### AIM
Return all of the data exactly, with nothing left out but the pictures.

──────── LISTING ────────

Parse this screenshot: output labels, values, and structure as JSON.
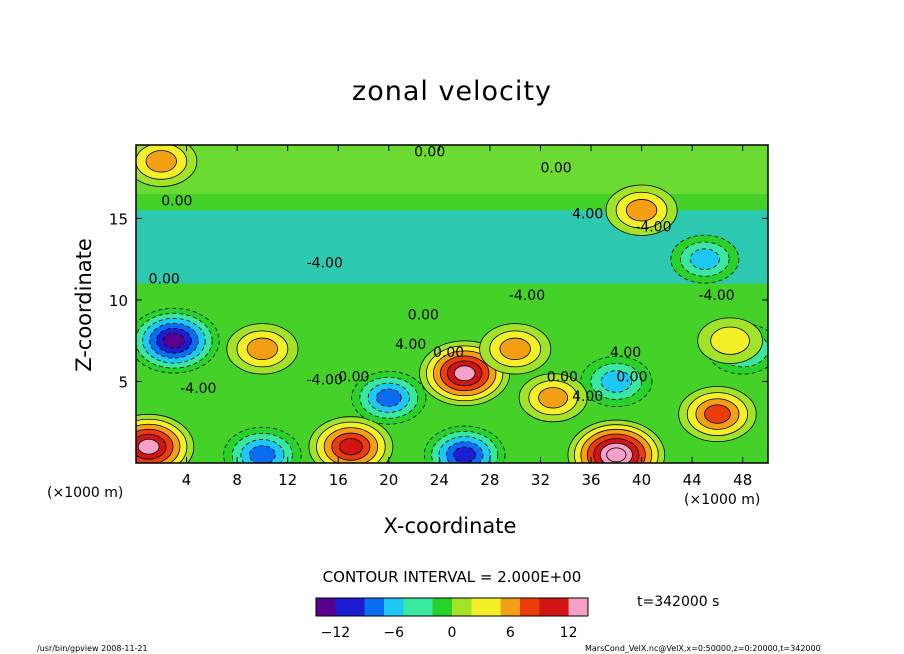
{
  "chart_data": {
    "type": "heatmap",
    "title": "zonal velocity",
    "xlabel": "X-coordinate",
    "ylabel": "Z-coordinate",
    "x_unit_note": "(×1000 m)",
    "xlim": [
      0,
      50
    ],
    "ylim": [
      0,
      19.5
    ],
    "x_ticks": [
      4,
      8,
      12,
      16,
      20,
      24,
      28,
      32,
      36,
      40,
      44,
      48
    ],
    "y_ticks": [
      5,
      10,
      15
    ],
    "contour_interval_text": "CONTOUR INTERVAL = 2.000E+00",
    "contour_labels": [
      "0.00",
      "0.00",
      "0.00",
      "4.00",
      "-4.00",
      "-4.00",
      "-4.00",
      "-4.00",
      "0.00",
      "0.00",
      "4.00",
      "4.00",
      "0.00",
      "0.00",
      "0.00",
      "-4.00",
      "-4.00",
      "0.00",
      "4.00"
    ],
    "colorbar": {
      "range": [
        -14,
        14
      ],
      "ticks": [
        -12,
        -6,
        0,
        6,
        12
      ],
      "tick_labels": [
        "−12",
        "−6",
        "0",
        "6",
        "12"
      ],
      "colors": [
        "#5a0090",
        "#1c1cd2",
        "#0a6cf0",
        "#1ec8f4",
        "#38e8a0",
        "#28d228",
        "#a2e228",
        "#f4f028",
        "#f4a014",
        "#ec3c0c",
        "#d21414",
        "#f4a0c8"
      ]
    },
    "time_label": "t=342000 s",
    "grid": false,
    "features": [
      {
        "x": 3,
        "z": 7.5,
        "value": -12
      },
      {
        "x": 10,
        "z": 7,
        "value": 6
      },
      {
        "x": 26,
        "z": 5.5,
        "value": 12
      },
      {
        "x": 30,
        "z": 7,
        "value": 6
      },
      {
        "x": 40,
        "z": 15.5,
        "value": 6
      },
      {
        "x": 38,
        "z": 0.5,
        "value": 14
      },
      {
        "x": 1,
        "z": 1,
        "value": 12
      },
      {
        "x": 17,
        "z": 1,
        "value": 10
      },
      {
        "x": 46,
        "z": 3,
        "value": 8
      },
      {
        "x": 20,
        "z": 4,
        "value": -7
      },
      {
        "x": 38,
        "z": 5,
        "value": -6
      },
      {
        "x": 45,
        "z": 12.5,
        "value": -5
      },
      {
        "x": 10,
        "z": 0.5,
        "value": -8
      },
      {
        "x": 26,
        "z": 0.5,
        "value": -9
      },
      {
        "x": 48,
        "z": 7,
        "value": -6
      },
      {
        "x": 2,
        "z": 18.5,
        "value": 6
      },
      {
        "x": 33,
        "z": 4,
        "value": 5
      },
      {
        "x": 47,
        "z": 7.5,
        "value": 4
      }
    ]
  },
  "footer": {
    "left": "/usr/bin/gpview  2008-11-21",
    "right": "MarsCond_VelX.nc@VelX,x=0:50000,z=0:20000,t=342000"
  }
}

────────

### ANSWER BELOW
Parse this screenshot: output labels, values, and structure as JSON.
{
  "chart_data": {
    "type": "heatmap",
    "title": "zonal velocity",
    "xlabel": "X-coordinate",
    "ylabel": "Z-coordinate",
    "x_unit_note": "(×1000 m)",
    "xlim": [
      0,
      50
    ],
    "ylim": [
      0,
      19.5
    ],
    "x_ticks": [
      4,
      8,
      12,
      16,
      20,
      24,
      28,
      32,
      36,
      40,
      44,
      48
    ],
    "y_ticks": [
      5,
      10,
      15
    ],
    "contour_interval_text": "CONTOUR INTERVAL = 2.000E+00",
    "contour_labels": [
      "0.00",
      "0.00",
      "0.00",
      "4.00",
      "-4.00",
      "-4.00",
      "-4.00",
      "-4.00",
      "0.00",
      "0.00",
      "4.00",
      "4.00",
      "0.00",
      "0.00",
      "0.00",
      "-4.00",
      "-4.00",
      "0.00",
      "4.00"
    ],
    "colorbar": {
      "range": [
        -14,
        14
      ],
      "ticks": [
        -12,
        -6,
        0,
        6,
        12
      ],
      "tick_labels": [
        "−12",
        "−6",
        "0",
        "6",
        "12"
      ],
      "colors": [
        "#5a0090",
        "#1c1cd2",
        "#0a6cf0",
        "#1ec8f4",
        "#38e8a0",
        "#28d228",
        "#a2e228",
        "#f4f028",
        "#f4a014",
        "#ec3c0c",
        "#d21414",
        "#f4a0c8"
      ]
    },
    "time_label": "t=342000 s",
    "grid": false,
    "features": [
      {
        "x": 3,
        "z": 7.5,
        "value": -12
      },
      {
        "x": 10,
        "z": 7,
        "value": 6
      },
      {
        "x": 26,
        "z": 5.5,
        "value": 12
      },
      {
        "x": 30,
        "z": 7,
        "value": 6
      },
      {
        "x": 40,
        "z": 15.5,
        "value": 6
      },
      {
        "x": 38,
        "z": 0.5,
        "value": 14
      },
      {
        "x": 1,
        "z": 1,
        "value": 12
      },
      {
        "x": 17,
        "z": 1,
        "value": 10
      },
      {
        "x": 46,
        "z": 3,
        "value": 8
      },
      {
        "x": 20,
        "z": 4,
        "value": -7
      },
      {
        "x": 38,
        "z": 5,
        "value": -6
      },
      {
        "x": 45,
        "z": 12.5,
        "value": -5
      },
      {
        "x": 10,
        "z": 0.5,
        "value": -8
      },
      {
        "x": 26,
        "z": 0.5,
        "value": -9
      },
      {
        "x": 48,
        "z": 7,
        "value": -6
      },
      {
        "x": 2,
        "z": 18.5,
        "value": 6
      },
      {
        "x": 33,
        "z": 4,
        "value": 5
      },
      {
        "x": 47,
        "z": 7.5,
        "value": 4
      }
    ]
  },
  "footer": {
    "left": "/usr/bin/gpview  2008-11-21",
    "right": "MarsCond_VelX.nc@VelX,x=0:50000,z=0:20000,t=342000"
  }
}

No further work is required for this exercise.